## TASK PROMPT
List every line below containing "this".

+ + + + +

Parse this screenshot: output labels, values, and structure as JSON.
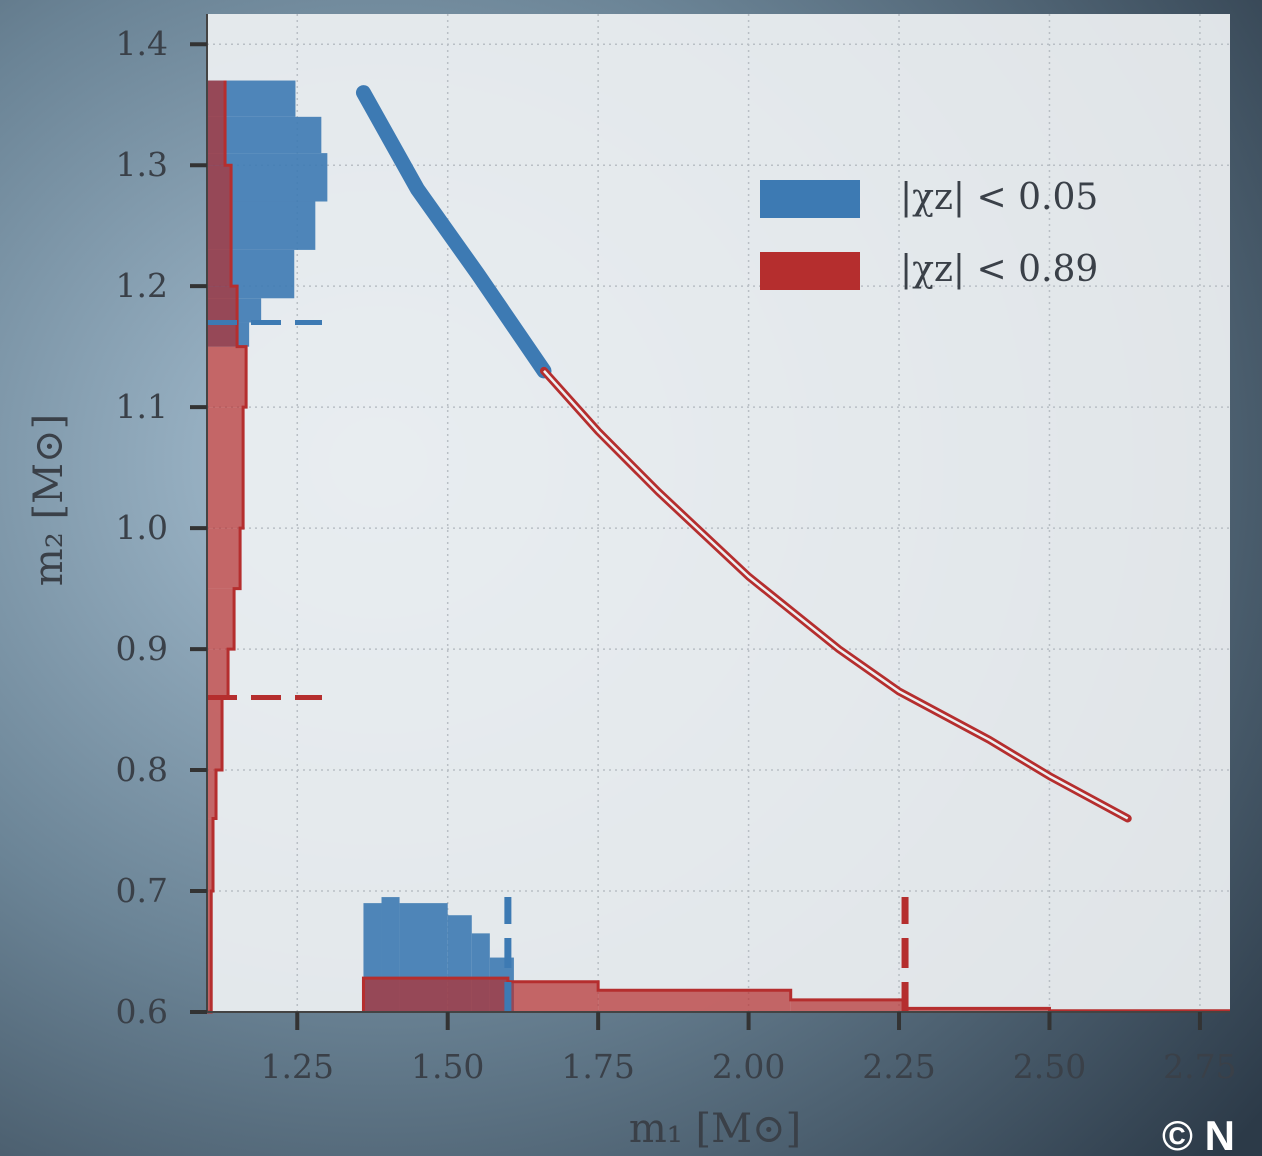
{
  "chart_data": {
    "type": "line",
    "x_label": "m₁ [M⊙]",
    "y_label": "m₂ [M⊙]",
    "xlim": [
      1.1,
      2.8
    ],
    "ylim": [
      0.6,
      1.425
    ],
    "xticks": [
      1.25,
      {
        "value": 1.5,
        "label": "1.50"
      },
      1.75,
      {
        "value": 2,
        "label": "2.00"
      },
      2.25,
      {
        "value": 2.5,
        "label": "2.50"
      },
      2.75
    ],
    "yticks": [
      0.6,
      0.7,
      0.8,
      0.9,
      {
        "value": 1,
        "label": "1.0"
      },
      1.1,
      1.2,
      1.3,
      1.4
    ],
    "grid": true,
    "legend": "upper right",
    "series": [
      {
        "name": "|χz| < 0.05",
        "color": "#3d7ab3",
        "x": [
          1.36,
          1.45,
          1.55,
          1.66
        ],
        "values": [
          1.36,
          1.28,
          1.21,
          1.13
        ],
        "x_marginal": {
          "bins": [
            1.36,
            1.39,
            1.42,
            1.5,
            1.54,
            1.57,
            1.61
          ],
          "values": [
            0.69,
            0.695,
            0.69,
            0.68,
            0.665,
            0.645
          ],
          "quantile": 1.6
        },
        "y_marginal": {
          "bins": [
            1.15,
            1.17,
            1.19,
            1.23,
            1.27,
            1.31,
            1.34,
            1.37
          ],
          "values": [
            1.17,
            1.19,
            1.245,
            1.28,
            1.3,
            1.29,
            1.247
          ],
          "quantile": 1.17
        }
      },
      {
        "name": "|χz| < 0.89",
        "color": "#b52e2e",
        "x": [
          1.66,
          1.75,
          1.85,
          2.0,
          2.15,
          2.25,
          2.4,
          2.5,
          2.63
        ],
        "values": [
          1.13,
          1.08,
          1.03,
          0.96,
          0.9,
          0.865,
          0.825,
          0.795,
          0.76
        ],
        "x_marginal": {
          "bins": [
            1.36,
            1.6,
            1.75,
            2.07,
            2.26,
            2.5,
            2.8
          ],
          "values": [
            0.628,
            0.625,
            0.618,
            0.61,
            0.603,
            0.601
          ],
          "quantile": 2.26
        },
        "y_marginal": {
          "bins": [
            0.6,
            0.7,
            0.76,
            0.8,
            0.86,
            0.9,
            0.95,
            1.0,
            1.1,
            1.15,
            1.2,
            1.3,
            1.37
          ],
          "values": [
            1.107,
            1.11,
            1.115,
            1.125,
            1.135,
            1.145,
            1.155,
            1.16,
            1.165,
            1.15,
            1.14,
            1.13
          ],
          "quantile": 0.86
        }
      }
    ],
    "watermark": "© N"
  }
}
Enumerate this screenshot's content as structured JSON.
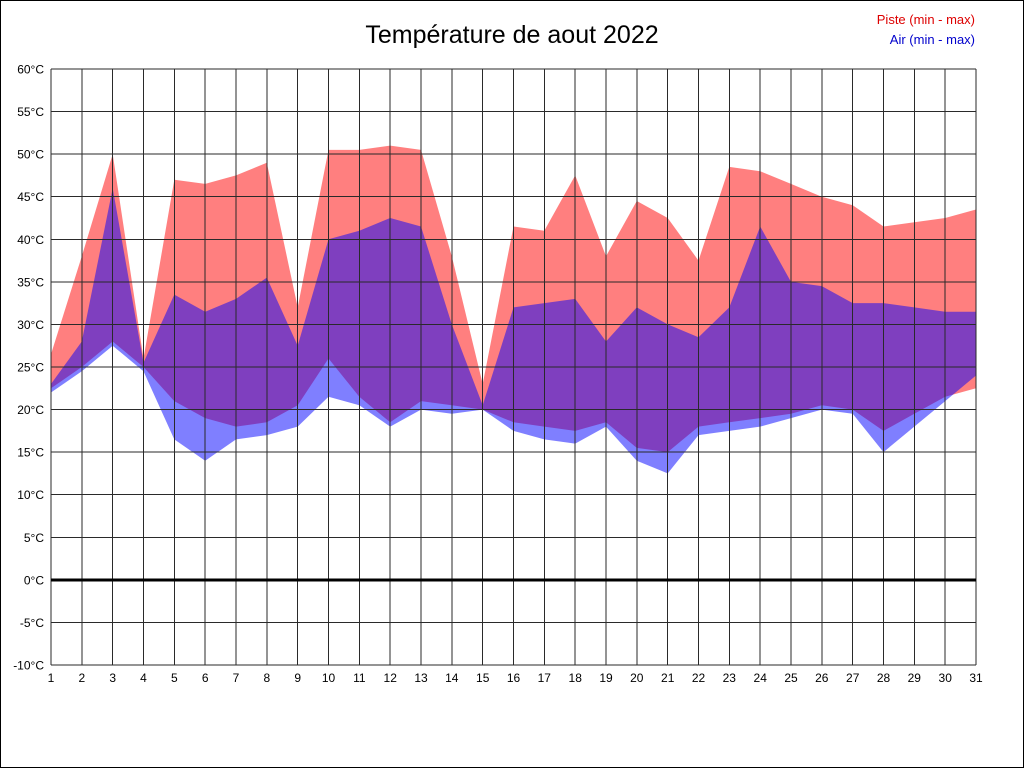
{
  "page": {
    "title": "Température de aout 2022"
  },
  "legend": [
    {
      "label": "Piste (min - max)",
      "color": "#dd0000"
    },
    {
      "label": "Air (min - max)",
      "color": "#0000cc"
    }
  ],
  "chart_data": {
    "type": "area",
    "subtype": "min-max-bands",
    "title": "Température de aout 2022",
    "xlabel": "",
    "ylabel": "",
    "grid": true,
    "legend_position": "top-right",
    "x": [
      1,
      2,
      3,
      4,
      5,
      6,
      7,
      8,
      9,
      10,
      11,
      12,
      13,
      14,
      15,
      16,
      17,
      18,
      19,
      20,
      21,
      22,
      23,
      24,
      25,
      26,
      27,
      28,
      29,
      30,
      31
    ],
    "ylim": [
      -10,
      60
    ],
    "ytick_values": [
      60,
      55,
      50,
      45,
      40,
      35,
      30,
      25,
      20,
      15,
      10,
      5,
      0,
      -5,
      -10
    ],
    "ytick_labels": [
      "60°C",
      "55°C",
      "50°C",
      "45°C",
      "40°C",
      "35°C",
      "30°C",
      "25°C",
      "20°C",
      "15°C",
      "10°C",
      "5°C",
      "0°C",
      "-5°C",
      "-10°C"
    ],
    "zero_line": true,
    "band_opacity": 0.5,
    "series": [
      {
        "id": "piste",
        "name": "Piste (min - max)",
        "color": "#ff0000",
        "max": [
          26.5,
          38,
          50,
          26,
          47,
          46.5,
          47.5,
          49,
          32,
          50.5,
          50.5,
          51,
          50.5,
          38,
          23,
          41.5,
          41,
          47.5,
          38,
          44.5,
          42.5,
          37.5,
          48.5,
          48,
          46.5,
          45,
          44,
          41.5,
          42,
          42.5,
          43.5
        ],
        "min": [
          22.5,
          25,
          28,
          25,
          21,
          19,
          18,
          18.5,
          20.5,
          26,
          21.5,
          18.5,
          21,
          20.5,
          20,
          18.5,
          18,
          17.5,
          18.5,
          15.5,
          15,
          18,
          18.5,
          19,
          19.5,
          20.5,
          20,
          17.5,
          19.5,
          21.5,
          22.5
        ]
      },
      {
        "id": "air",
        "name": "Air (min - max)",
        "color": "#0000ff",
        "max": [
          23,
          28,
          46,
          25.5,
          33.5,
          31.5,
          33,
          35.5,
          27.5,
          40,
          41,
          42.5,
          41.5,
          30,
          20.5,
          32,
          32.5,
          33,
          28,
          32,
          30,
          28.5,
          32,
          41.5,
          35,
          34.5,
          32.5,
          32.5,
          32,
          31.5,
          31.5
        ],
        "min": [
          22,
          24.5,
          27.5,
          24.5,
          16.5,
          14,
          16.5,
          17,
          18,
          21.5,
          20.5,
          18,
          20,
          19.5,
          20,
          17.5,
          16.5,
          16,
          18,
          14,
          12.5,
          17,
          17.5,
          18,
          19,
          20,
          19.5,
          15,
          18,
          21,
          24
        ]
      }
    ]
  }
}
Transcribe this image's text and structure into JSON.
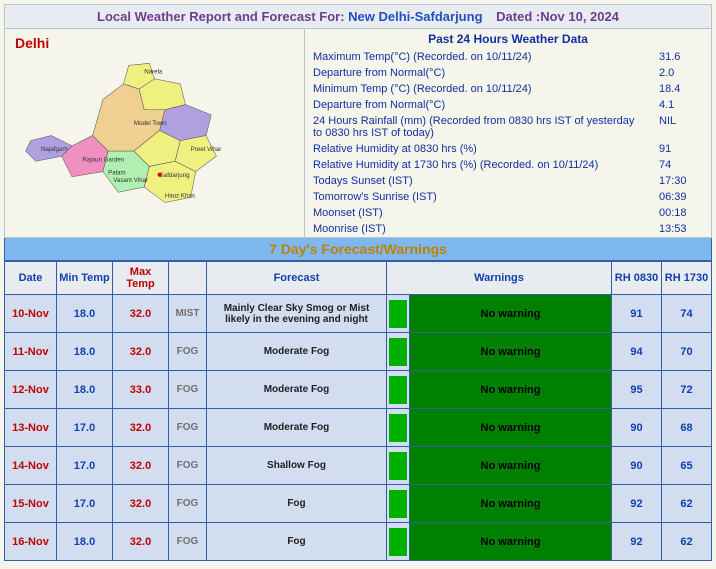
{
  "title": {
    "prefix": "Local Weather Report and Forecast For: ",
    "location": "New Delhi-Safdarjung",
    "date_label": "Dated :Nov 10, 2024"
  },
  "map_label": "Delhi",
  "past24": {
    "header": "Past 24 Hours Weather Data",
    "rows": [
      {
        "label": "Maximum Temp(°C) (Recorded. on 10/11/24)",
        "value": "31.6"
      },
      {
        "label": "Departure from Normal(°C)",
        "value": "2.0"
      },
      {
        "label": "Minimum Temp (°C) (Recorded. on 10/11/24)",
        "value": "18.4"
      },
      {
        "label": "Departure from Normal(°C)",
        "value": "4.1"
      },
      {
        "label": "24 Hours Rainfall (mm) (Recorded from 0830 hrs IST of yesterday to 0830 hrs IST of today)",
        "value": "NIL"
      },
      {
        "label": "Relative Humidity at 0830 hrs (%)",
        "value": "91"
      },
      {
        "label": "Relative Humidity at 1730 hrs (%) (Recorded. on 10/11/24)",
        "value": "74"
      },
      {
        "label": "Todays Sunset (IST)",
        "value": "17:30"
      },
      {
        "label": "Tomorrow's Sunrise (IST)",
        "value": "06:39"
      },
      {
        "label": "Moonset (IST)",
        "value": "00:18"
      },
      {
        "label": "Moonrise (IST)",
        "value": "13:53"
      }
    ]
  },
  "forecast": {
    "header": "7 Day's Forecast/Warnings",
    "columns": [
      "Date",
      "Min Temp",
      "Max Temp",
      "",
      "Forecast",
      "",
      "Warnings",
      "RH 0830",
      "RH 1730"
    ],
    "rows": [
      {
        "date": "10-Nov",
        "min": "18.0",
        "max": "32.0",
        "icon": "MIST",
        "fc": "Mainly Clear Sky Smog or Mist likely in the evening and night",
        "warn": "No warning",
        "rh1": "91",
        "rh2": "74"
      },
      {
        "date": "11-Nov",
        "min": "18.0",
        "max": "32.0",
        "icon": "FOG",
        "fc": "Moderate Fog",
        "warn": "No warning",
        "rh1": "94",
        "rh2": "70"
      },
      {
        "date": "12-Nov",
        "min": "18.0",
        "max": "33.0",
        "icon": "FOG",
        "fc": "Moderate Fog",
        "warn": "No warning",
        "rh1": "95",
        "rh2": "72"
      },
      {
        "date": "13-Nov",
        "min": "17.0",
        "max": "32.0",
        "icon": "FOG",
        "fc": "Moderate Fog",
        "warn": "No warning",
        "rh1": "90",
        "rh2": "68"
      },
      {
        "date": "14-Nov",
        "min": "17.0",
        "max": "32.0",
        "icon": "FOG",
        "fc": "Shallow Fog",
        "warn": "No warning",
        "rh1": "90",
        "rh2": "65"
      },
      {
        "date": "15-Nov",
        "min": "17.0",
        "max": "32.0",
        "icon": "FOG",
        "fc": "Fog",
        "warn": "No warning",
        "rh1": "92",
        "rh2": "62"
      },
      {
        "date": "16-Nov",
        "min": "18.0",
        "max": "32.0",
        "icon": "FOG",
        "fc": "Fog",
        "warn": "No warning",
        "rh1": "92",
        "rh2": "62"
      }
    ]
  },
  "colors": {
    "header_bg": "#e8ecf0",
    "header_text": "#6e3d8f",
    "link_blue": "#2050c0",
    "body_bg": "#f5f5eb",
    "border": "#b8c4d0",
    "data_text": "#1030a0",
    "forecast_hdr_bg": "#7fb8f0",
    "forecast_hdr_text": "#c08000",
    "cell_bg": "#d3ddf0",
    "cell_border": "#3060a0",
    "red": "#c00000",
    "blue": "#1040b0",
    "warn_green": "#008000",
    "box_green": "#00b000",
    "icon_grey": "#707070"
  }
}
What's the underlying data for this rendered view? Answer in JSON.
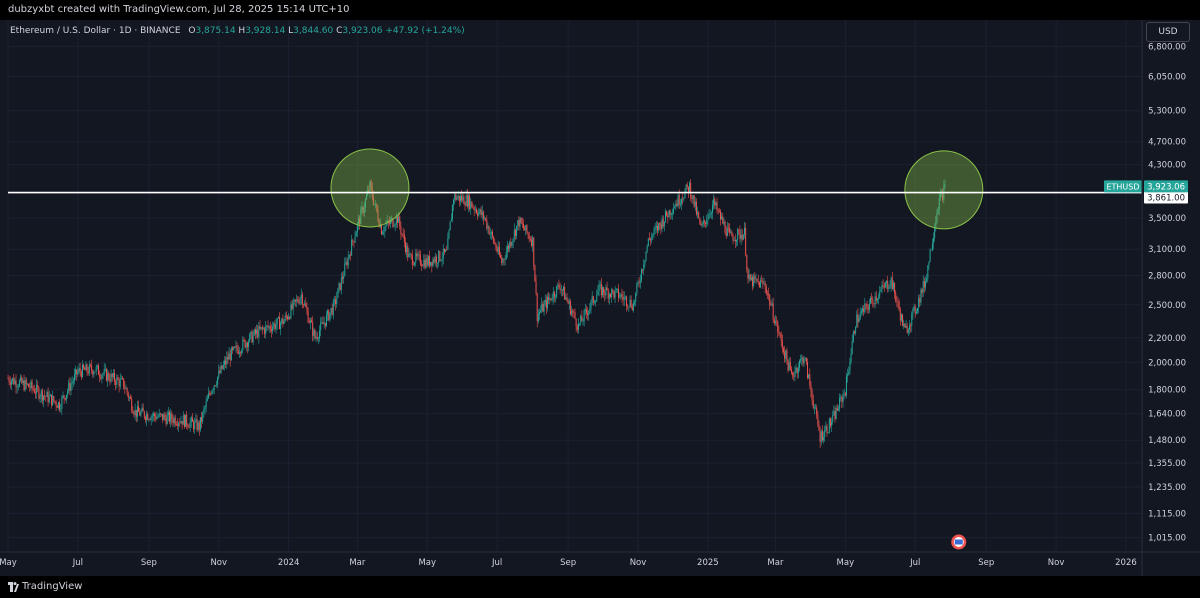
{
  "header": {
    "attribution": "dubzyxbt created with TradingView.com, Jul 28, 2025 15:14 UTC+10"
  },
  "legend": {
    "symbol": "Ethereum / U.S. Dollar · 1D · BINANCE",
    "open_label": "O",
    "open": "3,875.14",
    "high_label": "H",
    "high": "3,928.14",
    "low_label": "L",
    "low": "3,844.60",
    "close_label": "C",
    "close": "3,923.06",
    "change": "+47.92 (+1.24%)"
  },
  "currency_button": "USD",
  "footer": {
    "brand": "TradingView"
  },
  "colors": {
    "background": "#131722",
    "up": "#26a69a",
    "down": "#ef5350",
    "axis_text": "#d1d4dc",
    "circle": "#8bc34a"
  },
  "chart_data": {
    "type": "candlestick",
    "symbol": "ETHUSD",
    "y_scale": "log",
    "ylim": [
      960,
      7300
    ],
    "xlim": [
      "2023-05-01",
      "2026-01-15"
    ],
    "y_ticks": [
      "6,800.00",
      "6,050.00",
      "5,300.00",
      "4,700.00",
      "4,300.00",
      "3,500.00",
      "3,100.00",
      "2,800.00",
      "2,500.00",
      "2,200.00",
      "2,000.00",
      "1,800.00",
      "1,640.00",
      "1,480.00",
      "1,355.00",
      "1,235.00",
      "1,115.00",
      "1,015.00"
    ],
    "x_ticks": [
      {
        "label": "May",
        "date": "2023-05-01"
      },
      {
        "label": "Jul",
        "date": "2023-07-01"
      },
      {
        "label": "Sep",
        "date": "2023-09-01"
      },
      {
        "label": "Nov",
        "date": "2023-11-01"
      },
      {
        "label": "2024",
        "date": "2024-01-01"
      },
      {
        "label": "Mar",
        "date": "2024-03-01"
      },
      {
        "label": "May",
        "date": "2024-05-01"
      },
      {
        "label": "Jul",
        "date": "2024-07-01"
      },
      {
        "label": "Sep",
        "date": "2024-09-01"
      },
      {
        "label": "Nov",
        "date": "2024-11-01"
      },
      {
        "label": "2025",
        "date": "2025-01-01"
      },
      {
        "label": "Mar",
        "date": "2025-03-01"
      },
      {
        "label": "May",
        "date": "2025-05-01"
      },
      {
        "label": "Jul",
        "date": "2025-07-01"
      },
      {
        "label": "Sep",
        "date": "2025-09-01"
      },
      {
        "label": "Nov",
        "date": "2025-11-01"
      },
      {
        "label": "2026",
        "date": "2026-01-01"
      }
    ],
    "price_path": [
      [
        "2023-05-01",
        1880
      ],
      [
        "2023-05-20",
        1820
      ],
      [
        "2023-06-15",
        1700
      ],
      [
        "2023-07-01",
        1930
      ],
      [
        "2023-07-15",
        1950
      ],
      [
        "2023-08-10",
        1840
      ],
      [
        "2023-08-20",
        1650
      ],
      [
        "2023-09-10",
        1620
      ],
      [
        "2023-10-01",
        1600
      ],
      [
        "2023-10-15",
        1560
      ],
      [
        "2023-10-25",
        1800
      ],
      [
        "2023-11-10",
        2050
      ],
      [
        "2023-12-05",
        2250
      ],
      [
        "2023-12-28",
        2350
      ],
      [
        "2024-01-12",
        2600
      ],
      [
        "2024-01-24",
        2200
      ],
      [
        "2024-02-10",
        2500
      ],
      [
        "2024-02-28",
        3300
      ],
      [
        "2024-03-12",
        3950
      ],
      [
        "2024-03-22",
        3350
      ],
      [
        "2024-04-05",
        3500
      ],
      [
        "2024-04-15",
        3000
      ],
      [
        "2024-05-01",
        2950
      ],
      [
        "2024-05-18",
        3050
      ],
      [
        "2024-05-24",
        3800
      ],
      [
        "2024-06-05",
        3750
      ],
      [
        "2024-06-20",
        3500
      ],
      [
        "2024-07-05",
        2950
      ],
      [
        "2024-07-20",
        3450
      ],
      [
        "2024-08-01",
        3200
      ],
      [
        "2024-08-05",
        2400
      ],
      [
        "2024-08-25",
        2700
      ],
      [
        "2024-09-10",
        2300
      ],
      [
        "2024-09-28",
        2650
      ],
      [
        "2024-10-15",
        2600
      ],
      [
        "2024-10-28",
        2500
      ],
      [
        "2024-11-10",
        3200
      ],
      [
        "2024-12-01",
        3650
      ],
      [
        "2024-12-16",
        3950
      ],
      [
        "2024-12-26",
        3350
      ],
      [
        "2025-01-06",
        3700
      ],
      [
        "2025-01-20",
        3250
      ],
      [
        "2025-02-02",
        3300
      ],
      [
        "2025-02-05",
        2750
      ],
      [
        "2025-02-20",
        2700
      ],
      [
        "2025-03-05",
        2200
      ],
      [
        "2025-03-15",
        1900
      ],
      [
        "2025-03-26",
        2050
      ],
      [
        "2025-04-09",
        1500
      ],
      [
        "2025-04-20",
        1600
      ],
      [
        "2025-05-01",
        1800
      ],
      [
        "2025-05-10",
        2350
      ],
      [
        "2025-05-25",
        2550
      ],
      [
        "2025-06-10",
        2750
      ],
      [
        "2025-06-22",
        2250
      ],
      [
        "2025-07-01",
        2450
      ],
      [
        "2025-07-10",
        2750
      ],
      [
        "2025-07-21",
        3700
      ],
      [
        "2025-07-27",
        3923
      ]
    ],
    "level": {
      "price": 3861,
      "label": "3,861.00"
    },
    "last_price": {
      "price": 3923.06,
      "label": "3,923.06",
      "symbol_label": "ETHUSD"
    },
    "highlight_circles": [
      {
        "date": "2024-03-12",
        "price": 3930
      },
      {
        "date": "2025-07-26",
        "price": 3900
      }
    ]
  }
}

+ + + + +

## RIGHT ANSWER
Parse this screenshot: output labels, values, and structure as JSON.
Enumerate this screenshot's content as structured JSON.
Transcribe this image's text and structure into JSON.
What's the underlying data for this rendered view? Answer in JSON.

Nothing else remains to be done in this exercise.